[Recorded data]
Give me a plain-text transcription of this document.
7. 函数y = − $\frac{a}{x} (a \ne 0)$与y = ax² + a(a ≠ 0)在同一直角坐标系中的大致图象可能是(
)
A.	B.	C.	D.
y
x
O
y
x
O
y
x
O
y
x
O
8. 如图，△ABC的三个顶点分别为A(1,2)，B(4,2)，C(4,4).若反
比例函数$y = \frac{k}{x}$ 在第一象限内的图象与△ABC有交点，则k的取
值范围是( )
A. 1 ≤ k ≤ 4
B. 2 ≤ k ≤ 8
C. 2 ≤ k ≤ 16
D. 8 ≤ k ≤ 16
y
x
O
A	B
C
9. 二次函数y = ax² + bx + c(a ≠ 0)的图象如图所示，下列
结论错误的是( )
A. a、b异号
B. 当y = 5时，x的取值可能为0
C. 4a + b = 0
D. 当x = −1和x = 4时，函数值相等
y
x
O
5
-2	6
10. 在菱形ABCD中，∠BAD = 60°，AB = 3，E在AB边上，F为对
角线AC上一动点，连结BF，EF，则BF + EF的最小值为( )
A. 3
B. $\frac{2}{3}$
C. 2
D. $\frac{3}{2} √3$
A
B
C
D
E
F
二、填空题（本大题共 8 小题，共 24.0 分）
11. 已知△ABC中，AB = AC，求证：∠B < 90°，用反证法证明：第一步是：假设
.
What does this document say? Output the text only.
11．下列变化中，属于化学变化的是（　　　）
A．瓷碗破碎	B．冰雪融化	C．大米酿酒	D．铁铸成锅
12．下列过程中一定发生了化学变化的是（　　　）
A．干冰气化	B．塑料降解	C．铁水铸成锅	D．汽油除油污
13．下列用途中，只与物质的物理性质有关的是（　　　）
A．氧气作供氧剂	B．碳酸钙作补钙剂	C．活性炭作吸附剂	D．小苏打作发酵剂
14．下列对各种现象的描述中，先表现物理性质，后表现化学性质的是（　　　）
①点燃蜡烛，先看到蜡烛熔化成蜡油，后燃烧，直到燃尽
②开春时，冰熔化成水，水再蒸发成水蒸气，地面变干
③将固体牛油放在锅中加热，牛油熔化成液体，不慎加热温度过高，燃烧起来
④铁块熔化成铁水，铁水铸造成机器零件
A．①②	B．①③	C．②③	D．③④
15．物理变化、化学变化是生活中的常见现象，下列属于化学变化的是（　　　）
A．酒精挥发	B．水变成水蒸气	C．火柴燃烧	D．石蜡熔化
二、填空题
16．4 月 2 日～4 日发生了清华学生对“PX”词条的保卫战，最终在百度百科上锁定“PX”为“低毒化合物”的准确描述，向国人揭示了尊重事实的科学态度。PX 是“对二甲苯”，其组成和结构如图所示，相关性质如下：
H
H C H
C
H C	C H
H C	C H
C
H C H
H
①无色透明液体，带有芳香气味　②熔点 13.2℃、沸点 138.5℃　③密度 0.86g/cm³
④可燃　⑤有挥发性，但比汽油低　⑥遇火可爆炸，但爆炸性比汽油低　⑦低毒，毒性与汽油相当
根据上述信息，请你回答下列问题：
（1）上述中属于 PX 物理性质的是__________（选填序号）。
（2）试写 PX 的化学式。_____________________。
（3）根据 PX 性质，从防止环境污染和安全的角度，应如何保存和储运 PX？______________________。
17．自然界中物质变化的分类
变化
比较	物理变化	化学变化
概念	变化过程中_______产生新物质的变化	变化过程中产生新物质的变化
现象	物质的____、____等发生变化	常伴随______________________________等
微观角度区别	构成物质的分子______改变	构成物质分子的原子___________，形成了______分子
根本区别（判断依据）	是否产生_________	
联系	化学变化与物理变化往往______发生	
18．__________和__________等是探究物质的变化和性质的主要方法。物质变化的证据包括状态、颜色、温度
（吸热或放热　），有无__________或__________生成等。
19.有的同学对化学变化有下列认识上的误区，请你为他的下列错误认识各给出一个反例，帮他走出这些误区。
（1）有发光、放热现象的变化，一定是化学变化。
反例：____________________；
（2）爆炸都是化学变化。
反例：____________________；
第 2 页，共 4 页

_What the exercise asks_. Go through the entries above and pull out each line with "frac" in it.

_Task solution_.
7. 函数y = − $\frac{a}{x} (a \ne 0)$与y = ax² + a(a ≠ 0)在同一直角坐标系中的大致图象可能是(
比例函数$y = \frac{k}{x}$ 在第一象限内的图象与△ABC有交点，则k的取
B. $\frac{2}{3}$
D. $\frac{3}{2} √3$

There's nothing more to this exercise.